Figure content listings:
********

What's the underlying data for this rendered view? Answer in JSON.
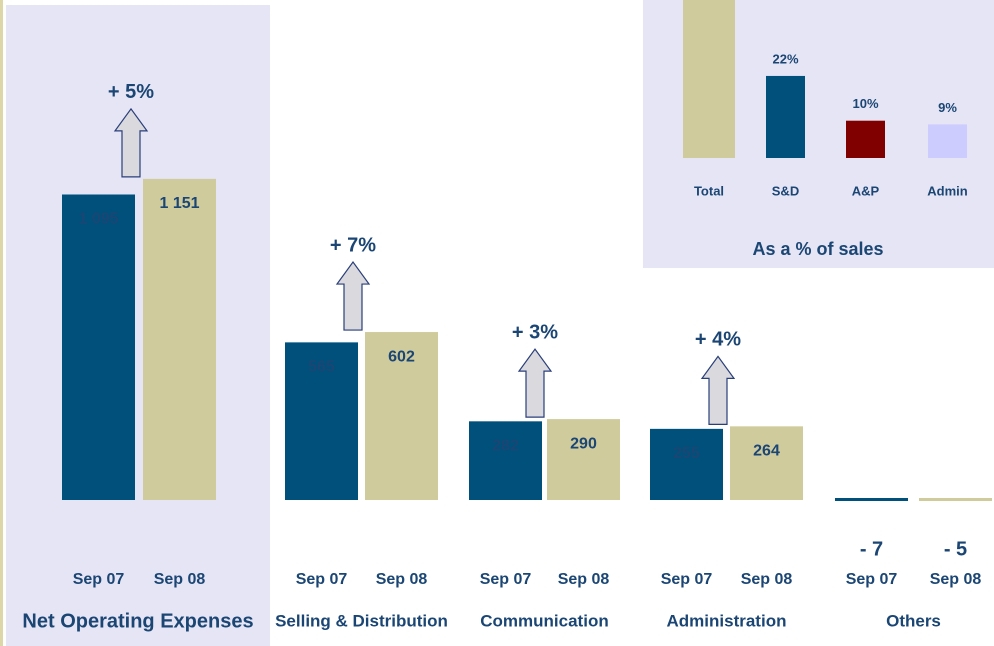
{
  "chart_data": [
    {
      "type": "bar",
      "categories": [
        "Net Operating Expenses",
        "Selling & Distribution",
        "Communication",
        "Administration",
        "Others"
      ],
      "series": [
        {
          "name": "Sep 07",
          "color": "#00507c",
          "values": [
            1095,
            565,
            282,
            255,
            -7
          ],
          "value_labels": [
            "1 095",
            "565",
            "282",
            "255",
            "- 7"
          ]
        },
        {
          "name": "Sep 08",
          "color": "#cfcb9d",
          "values": [
            1151,
            602,
            290,
            264,
            -5
          ],
          "value_labels": [
            "1 151",
            "602",
            "290",
            "264",
            "- 5"
          ]
        }
      ],
      "changes": [
        "+ 5%",
        "+ 7%",
        "+ 3%",
        "+ 4%",
        null
      ]
    },
    {
      "type": "bar",
      "title": "As a % of sales",
      "categories": [
        "Total",
        "S&D",
        "A&P",
        "Admin"
      ],
      "values": [
        43,
        22,
        10,
        9
      ],
      "value_labels": [
        null,
        "22%",
        "10%",
        "9%"
      ],
      "colors": [
        "#cfcb9d",
        "#00507c",
        "#800000",
        "#ccccff"
      ]
    }
  ]
}
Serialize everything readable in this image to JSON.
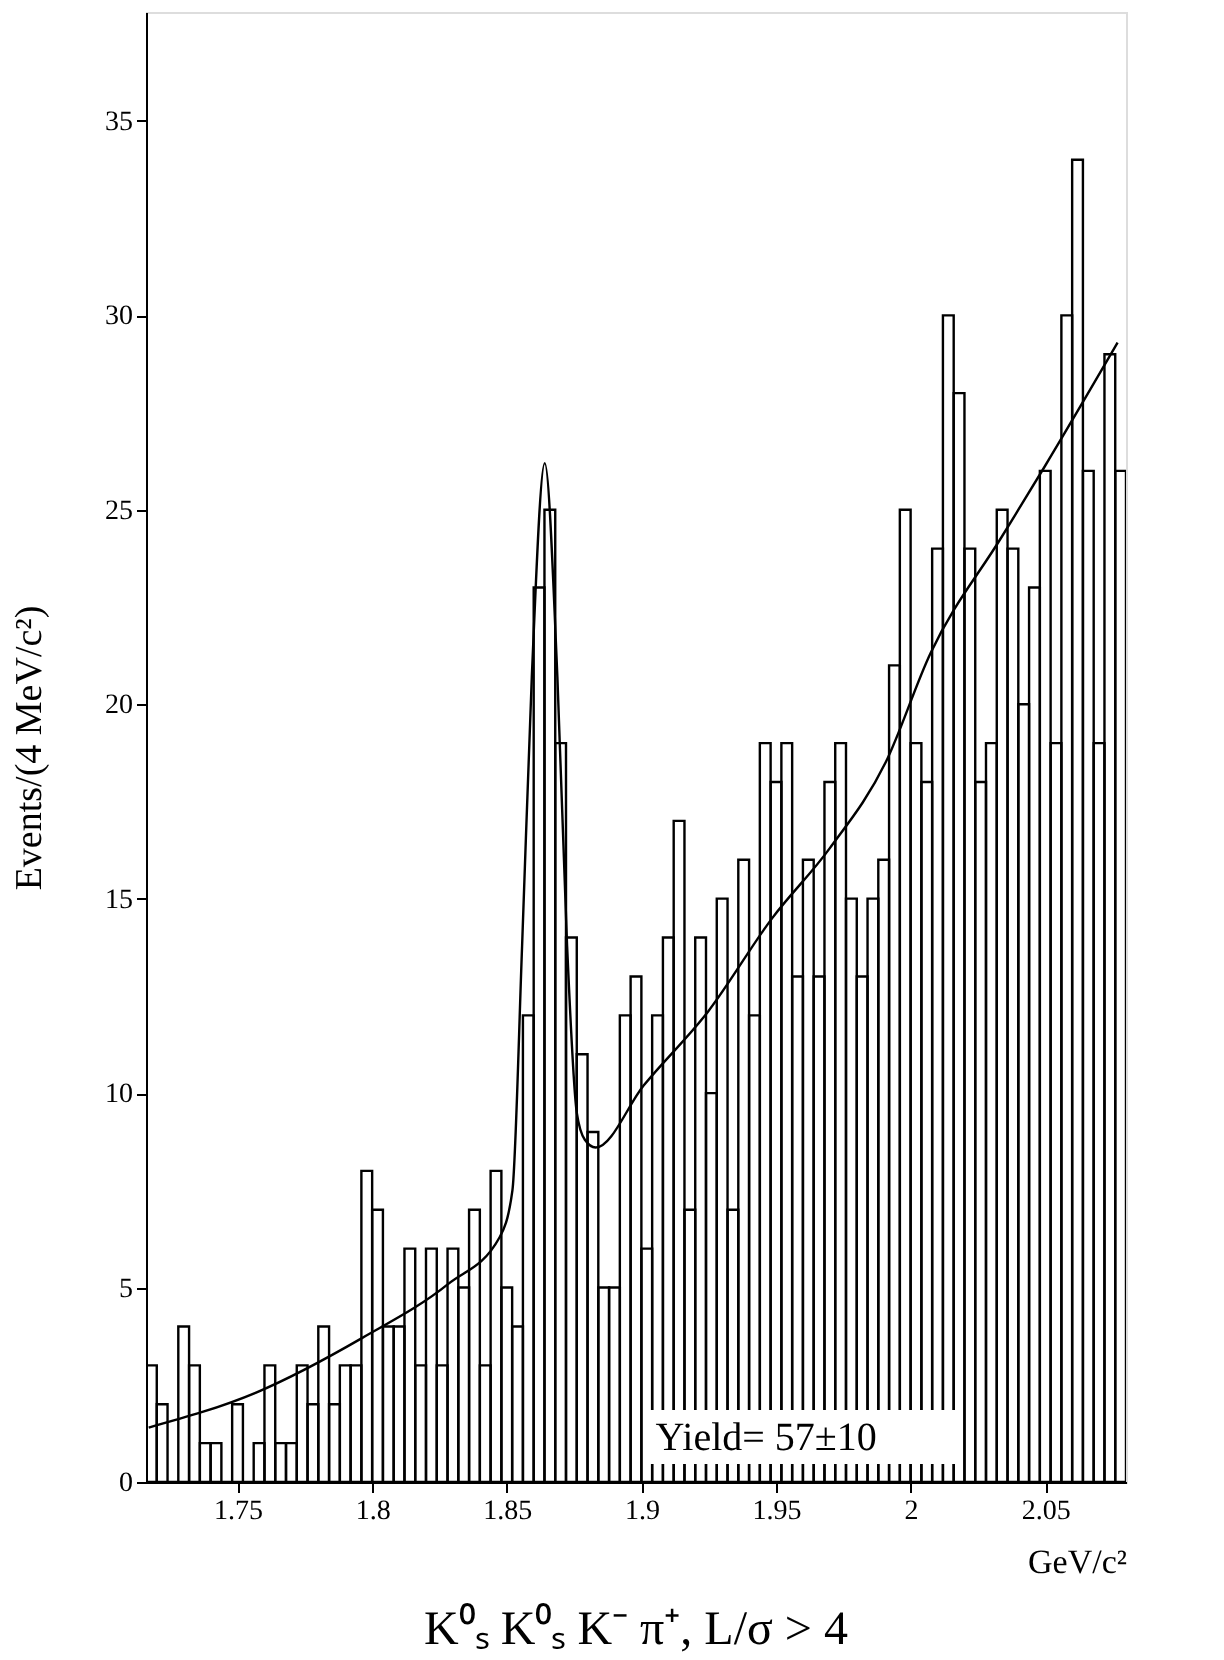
{
  "chart_data": {
    "type": "histogram",
    "title": "K⁰ₛ K⁰ₛ K⁻ π⁺, L/σ > 4",
    "xlabel": "GeV/c²",
    "ylabel": "Events/(4 MeV/c²)",
    "annotations": [
      "Yield=   57±10"
    ],
    "xlim": [
      1.716,
      2.08
    ],
    "ylim": [
      0,
      37.8
    ],
    "xticks": [
      1.75,
      1.8,
      1.85,
      1.9,
      1.95,
      2,
      2.05
    ],
    "yticks": [
      0,
      5,
      10,
      15,
      20,
      25,
      30,
      35
    ],
    "series": [
      {
        "color": "#000000",
        "bins": [
          1.716,
          1.72,
          1.724,
          1.728,
          1.732,
          1.736,
          1.74,
          1.744,
          1.748,
          1.752,
          1.756,
          1.76,
          1.764,
          1.768,
          1.772,
          1.776,
          1.78,
          1.784,
          1.788,
          1.792,
          1.796,
          1.8,
          1.804,
          1.808,
          1.812,
          1.816,
          1.82,
          1.824,
          1.828,
          1.832,
          1.836,
          1.84,
          1.844,
          1.848,
          1.852,
          1.856,
          1.86,
          1.864,
          1.868,
          1.872,
          1.876,
          1.88,
          1.884,
          1.888,
          1.892,
          1.896,
          1.9,
          1.904,
          1.908,
          1.912,
          1.916,
          1.92,
          1.924,
          1.928,
          1.932,
          1.936,
          1.94,
          1.944,
          1.948,
          1.952,
          1.956,
          1.96,
          1.964,
          1.968,
          1.972,
          1.976,
          1.98,
          1.984,
          1.988,
          1.992,
          1.996,
          2.0,
          2.004,
          2.008,
          2.012,
          2.016,
          2.02,
          2.024,
          2.028,
          2.032,
          2.036,
          2.04,
          2.044,
          2.048,
          2.052,
          2.056,
          2.06,
          2.064,
          2.068,
          2.072,
          2.076,
          2.08
        ],
        "values": [
          3,
          2,
          0,
          4,
          3,
          1,
          1,
          0,
          2,
          0,
          1,
          3,
          1,
          1,
          3,
          2,
          4,
          2,
          3,
          3,
          8,
          7,
          4,
          4,
          6,
          3,
          6,
          3,
          6,
          5,
          7,
          3,
          8,
          5,
          4,
          12,
          23,
          25,
          19,
          14,
          11,
          9,
          5,
          5,
          12,
          13,
          6,
          12,
          14,
          17,
          7,
          14,
          10,
          15,
          7,
          16,
          12,
          19,
          18,
          19,
          13,
          16,
          13,
          18,
          19,
          15,
          13,
          15,
          16,
          21,
          25,
          19,
          18,
          24,
          30,
          28,
          24,
          18,
          19,
          25,
          24,
          20,
          23,
          26,
          19,
          30,
          34,
          26,
          19,
          29,
          26
        ]
      },
      {
        "type": "line",
        "color": "#000000",
        "line_style": "solid",
        "marker": "none",
        "x": [
          1.717,
          1.7569,
          1.7962,
          1.8284,
          1.8474,
          1.8521,
          1.8557,
          1.8593,
          1.8641,
          1.8688,
          1.8724,
          1.876,
          1.879,
          1.883,
          1.9009,
          1.9248,
          1.9486,
          1.97,
          1.9907,
          2.0073,
          2.0338,
          2.0497,
          2.0769
        ],
        "values": [
          1.4,
          2.3,
          3.7,
          5.1,
          6.3,
          7.5,
          13.8,
          20.7,
          26.2,
          20.7,
          13.8,
          9.5,
          8.8,
          8.6,
          10.2,
          12.1,
          14.5,
          16.3,
          18.5,
          21.3,
          24.3,
          26.1,
          29.3
        ]
      }
    ]
  }
}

********

• WORK TO BE COMPLETED:
Copy every record character for character. Skip the pictures.

• COMPLETED TASK:
What's the underlying data for this rendered view? Answer in JSON.
{
  "chart_data": [
    {
      "type": "bar",
      "categories": [
        "Net Operating Expenses",
        "Selling & Distribution",
        "Communication",
        "Administration",
        "Others"
      ],
      "series": [
        {
          "name": "Sep 07",
          "color": "#00507c",
          "values": [
            1095,
            565,
            282,
            255,
            -7
          ],
          "value_labels": [
            "1 095",
            "565",
            "282",
            "255",
            "- 7"
          ]
        },
        {
          "name": "Sep 08",
          "color": "#cfcb9d",
          "values": [
            1151,
            602,
            290,
            264,
            -5
          ],
          "value_labels": [
            "1 151",
            "602",
            "290",
            "264",
            "- 5"
          ]
        }
      ],
      "changes": [
        "+ 5%",
        "+ 7%",
        "+ 3%",
        "+ 4%",
        null
      ]
    },
    {
      "type": "bar",
      "title": "As a % of sales",
      "categories": [
        "Total",
        "S&D",
        "A&P",
        "Admin"
      ],
      "values": [
        43,
        22,
        10,
        9
      ],
      "value_labels": [
        null,
        "22%",
        "10%",
        "9%"
      ],
      "colors": [
        "#cfcb9d",
        "#00507c",
        "#800000",
        "#ccccff"
      ]
    }
  ]
}
Serialize everything readable in this image to JSON.
{
  "chart_data": {
    "type": "histogram",
    "title": "K⁰ₛ K⁰ₛ K⁻ π⁺, L/σ > 4",
    "xlabel": "GeV/c²",
    "ylabel": "Events/(4 MeV/c²)",
    "annotations": [
      "Yield=   57±10"
    ],
    "xlim": [
      1.716,
      2.08
    ],
    "ylim": [
      0,
      37.8
    ],
    "xticks": [
      1.75,
      1.8,
      1.85,
      1.9,
      1.95,
      2,
      2.05
    ],
    "yticks": [
      0,
      5,
      10,
      15,
      20,
      25,
      30,
      35
    ],
    "series": [
      {
        "color": "#000000",
        "bins": [
          1.716,
          1.72,
          1.724,
          1.728,
          1.732,
          1.736,
          1.74,
          1.744,
          1.748,
          1.752,
          1.756,
          1.76,
          1.764,
          1.768,
          1.772,
          1.776,
          1.78,
          1.784,
          1.788,
          1.792,
          1.796,
          1.8,
          1.804,
          1.808,
          1.812,
          1.816,
          1.82,
          1.824,
          1.828,
          1.832,
          1.836,
          1.84,
          1.844,
          1.848,
          1.852,
          1.856,
          1.86,
          1.864,
          1.868,
          1.872,
          1.876,
          1.88,
          1.884,
          1.888,
          1.892,
          1.896,
          1.9,
          1.904,
          1.908,
          1.912,
          1.916,
          1.92,
          1.924,
          1.928,
          1.932,
          1.936,
          1.94,
          1.944,
          1.948,
          1.952,
          1.956,
          1.96,
          1.964,
          1.968,
          1.972,
          1.976,
          1.98,
          1.984,
          1.988,
          1.992,
          1.996,
          2.0,
          2.004,
          2.008,
          2.012,
          2.016,
          2.02,
          2.024,
          2.028,
          2.032,
          2.036,
          2.04,
          2.044,
          2.048,
          2.052,
          2.056,
          2.06,
          2.064,
          2.068,
          2.072,
          2.076,
          2.08
        ],
        "values": [
          3,
          2,
          0,
          4,
          3,
          1,
          1,
          0,
          2,
          0,
          1,
          3,
          1,
          1,
          3,
          2,
          4,
          2,
          3,
          3,
          8,
          7,
          4,
          4,
          6,
          3,
          6,
          3,
          6,
          5,
          7,
          3,
          8,
          5,
          4,
          12,
          23,
          25,
          19,
          14,
          11,
          9,
          5,
          5,
          12,
          13,
          6,
          12,
          14,
          17,
          7,
          14,
          10,
          15,
          7,
          16,
          12,
          19,
          18,
          19,
          13,
          16,
          13,
          18,
          19,
          15,
          13,
          15,
          16,
          21,
          25,
          19,
          18,
          24,
          30,
          28,
          24,
          18,
          19,
          25,
          24,
          20,
          23,
          26,
          19,
          30,
          34,
          26,
          19,
          29,
          26
        ]
      },
      {
        "type": "line",
        "color": "#000000",
        "line_style": "solid",
        "marker": "none",
        "x": [
          1.717,
          1.7569,
          1.7962,
          1.8284,
          1.8474,
          1.8521,
          1.8557,
          1.8593,
          1.8641,
          1.8688,
          1.8724,
          1.876,
          1.879,
          1.883,
          1.9009,
          1.9248,
          1.9486,
          1.97,
          1.9907,
          2.0073,
          2.0338,
          2.0497,
          2.0769
        ],
        "values": [
          1.4,
          2.3,
          3.7,
          5.1,
          6.3,
          7.5,
          13.8,
          20.7,
          26.2,
          20.7,
          13.8,
          9.5,
          8.8,
          8.6,
          10.2,
          12.1,
          14.5,
          16.3,
          18.5,
          21.3,
          24.3,
          26.1,
          29.3
        ]
      }
    ]
  }
}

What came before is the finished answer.